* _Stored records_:
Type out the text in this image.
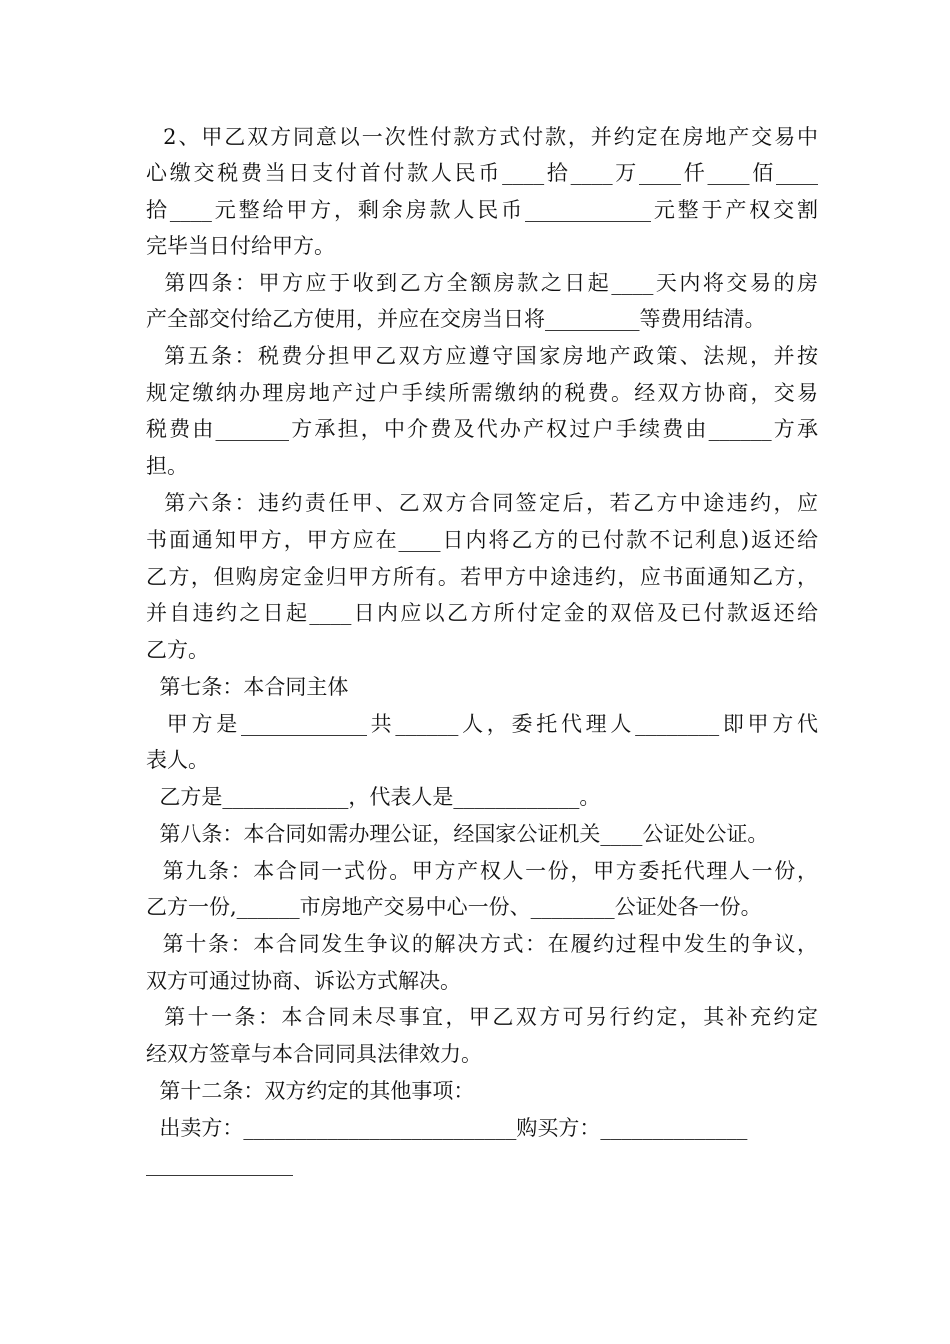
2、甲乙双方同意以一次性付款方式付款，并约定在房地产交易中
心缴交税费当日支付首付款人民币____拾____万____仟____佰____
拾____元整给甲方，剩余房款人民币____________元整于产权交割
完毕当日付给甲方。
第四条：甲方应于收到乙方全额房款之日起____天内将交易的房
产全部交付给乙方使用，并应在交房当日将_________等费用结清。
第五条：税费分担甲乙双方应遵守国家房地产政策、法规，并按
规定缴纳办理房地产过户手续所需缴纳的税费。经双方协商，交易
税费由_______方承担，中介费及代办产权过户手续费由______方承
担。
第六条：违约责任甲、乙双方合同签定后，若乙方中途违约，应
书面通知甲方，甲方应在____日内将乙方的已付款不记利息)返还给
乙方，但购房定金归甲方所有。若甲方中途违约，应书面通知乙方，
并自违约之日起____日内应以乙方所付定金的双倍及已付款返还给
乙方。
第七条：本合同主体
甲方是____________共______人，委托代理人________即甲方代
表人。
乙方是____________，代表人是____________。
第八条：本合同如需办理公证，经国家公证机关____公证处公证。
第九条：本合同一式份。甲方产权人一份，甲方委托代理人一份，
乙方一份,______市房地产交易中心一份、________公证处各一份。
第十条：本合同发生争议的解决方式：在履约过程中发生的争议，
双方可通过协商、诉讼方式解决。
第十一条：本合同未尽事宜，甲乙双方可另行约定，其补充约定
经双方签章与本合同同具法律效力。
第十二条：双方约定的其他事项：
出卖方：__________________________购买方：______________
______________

* _TASK DETAILS_: Leave out all images, then reproduce the entries above exactly.

* _IN RESPONSE_:
Type out the text in this image.
2、甲乙双方同意以一次性付款方式付款，并约定在房地产交易中
心缴交税费当日支付首付款人民币____拾____万____仟____佰____
拾____元整给甲方，剩余房款人民币____________元整于产权交割
完毕当日付给甲方。
第四条：甲方应于收到乙方全额房款之日起____天内将交易的房
产全部交付给乙方使用，并应在交房当日将_________等费用结清。
第五条：税费分担甲乙双方应遵守国家房地产政策、法规，并按
规定缴纳办理房地产过户手续所需缴纳的税费。经双方协商，交易
税费由_______方承担，中介费及代办产权过户手续费由______方承
担。
第六条：违约责任甲、乙双方合同签定后，若乙方中途违约，应
书面通知甲方，甲方应在____日内将乙方的已付款不记利息)返还给
乙方，但购房定金归甲方所有。若甲方中途违约，应书面通知乙方，
并自违约之日起____日内应以乙方所付定金的双倍及已付款返还给
乙方。
第七条：本合同主体
甲方是____________共______人，委托代理人________即甲方代
表人。
乙方是____________，代表人是____________。
第八条：本合同如需办理公证，经国家公证机关____公证处公证。
第九条：本合同一式份。甲方产权人一份，甲方委托代理人一份，
乙方一份,______市房地产交易中心一份、________公证处各一份。
第十条：本合同发生争议的解决方式：在履约过程中发生的争议，
双方可通过协商、诉讼方式解决。
第十一条：本合同未尽事宜，甲乙双方可另行约定，其补充约定
经双方签章与本合同同具法律效力。
第十二条：双方约定的其他事项：
出卖方：__________________________购买方：______________
______________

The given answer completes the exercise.